## Your task
From the records below, give the number of lines that contain the string "title", without any other text.

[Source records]
------------------------------------------------

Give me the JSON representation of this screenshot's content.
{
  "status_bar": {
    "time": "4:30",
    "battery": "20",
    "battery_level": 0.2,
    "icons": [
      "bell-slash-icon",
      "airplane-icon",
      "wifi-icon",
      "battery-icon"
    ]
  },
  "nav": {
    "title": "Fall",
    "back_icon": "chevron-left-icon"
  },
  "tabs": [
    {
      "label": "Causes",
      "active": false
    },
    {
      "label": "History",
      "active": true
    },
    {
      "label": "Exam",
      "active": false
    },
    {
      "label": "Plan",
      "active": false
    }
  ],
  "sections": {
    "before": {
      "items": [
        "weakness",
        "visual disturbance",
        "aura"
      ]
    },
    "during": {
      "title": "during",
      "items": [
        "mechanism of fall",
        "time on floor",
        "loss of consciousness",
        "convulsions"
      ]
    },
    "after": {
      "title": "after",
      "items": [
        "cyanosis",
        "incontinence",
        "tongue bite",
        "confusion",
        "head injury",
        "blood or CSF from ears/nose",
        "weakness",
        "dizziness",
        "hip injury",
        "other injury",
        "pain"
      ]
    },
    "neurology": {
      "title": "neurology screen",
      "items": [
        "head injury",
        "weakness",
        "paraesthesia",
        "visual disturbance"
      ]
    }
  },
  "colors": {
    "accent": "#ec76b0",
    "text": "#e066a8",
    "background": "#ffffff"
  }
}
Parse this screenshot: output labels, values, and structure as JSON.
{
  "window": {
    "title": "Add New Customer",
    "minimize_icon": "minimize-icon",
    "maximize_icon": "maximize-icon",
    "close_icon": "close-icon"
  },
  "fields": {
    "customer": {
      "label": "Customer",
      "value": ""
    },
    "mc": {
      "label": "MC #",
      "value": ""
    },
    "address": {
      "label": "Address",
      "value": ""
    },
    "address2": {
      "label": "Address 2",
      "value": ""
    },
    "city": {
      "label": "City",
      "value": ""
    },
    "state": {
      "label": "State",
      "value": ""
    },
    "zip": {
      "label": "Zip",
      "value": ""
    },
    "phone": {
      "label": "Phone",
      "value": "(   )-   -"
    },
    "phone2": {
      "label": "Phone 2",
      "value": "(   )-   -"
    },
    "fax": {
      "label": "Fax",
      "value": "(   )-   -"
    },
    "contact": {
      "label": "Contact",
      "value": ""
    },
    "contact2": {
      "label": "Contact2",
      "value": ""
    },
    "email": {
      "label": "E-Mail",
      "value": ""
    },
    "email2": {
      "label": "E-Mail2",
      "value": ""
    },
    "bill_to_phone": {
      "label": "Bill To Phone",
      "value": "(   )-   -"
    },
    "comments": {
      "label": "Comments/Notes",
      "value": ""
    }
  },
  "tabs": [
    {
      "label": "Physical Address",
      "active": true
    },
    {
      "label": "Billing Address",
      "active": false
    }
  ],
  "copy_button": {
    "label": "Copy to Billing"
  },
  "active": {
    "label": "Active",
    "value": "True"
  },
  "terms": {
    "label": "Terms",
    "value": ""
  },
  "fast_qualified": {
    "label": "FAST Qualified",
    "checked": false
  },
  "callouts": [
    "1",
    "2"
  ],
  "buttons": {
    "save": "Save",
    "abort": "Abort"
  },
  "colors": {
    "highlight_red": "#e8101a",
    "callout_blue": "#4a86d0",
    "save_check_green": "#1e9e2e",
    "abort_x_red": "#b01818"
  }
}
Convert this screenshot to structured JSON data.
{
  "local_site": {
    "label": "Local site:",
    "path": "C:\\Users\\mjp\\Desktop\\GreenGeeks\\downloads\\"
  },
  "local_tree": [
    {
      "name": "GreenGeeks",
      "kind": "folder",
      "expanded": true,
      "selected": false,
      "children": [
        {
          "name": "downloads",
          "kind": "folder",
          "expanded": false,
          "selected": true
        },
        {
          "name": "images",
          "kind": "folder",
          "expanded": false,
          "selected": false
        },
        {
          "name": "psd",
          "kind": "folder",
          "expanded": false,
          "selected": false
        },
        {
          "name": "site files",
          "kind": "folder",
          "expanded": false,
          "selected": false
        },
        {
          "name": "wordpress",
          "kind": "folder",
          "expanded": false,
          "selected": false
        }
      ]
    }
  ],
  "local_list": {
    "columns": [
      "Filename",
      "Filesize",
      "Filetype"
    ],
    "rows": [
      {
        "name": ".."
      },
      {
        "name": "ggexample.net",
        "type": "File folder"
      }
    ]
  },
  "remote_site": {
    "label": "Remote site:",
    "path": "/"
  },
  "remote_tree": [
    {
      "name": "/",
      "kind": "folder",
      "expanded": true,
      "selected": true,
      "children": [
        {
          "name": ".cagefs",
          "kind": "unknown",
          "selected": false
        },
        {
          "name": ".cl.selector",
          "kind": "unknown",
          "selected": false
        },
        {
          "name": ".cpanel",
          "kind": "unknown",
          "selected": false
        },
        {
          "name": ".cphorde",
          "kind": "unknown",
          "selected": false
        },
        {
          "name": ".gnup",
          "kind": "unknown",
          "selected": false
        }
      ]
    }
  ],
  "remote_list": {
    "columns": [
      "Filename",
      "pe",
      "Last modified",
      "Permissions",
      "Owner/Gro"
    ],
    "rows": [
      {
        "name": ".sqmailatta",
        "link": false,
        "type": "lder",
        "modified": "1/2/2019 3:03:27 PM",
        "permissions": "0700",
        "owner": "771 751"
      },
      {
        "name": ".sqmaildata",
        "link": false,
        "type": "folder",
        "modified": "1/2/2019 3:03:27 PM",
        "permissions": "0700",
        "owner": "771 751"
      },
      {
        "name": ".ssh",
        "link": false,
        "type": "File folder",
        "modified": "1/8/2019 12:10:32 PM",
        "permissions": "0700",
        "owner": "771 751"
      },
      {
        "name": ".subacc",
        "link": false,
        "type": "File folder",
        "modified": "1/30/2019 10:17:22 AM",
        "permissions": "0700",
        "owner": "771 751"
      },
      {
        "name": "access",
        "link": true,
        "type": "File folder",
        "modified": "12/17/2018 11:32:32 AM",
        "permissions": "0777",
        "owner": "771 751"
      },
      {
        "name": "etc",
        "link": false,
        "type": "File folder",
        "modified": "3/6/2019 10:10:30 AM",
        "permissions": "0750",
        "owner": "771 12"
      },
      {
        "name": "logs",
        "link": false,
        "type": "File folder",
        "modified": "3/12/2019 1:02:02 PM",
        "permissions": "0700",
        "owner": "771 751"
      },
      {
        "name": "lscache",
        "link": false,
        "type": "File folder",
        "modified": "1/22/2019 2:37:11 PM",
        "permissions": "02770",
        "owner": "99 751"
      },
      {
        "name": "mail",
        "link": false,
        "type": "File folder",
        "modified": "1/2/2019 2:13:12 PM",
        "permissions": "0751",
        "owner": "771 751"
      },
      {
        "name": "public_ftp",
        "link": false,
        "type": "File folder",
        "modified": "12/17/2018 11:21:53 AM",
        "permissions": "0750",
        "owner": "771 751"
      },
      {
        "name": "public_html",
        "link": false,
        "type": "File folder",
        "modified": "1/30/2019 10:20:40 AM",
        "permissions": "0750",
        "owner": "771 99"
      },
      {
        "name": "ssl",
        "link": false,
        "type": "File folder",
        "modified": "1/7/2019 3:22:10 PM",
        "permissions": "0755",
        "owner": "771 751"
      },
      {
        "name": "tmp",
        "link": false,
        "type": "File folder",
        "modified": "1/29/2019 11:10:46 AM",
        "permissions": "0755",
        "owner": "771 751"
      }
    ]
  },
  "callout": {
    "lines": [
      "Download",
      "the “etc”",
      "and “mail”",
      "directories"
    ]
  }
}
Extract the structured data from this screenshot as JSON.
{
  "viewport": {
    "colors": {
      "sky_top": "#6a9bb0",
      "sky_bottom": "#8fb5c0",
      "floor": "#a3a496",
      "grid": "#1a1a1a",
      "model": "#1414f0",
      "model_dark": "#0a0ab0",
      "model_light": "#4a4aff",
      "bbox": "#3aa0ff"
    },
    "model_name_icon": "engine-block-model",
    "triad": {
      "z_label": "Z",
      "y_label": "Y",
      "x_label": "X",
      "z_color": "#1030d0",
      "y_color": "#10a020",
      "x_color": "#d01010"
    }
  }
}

------------------------------------------------

## Solved problem
5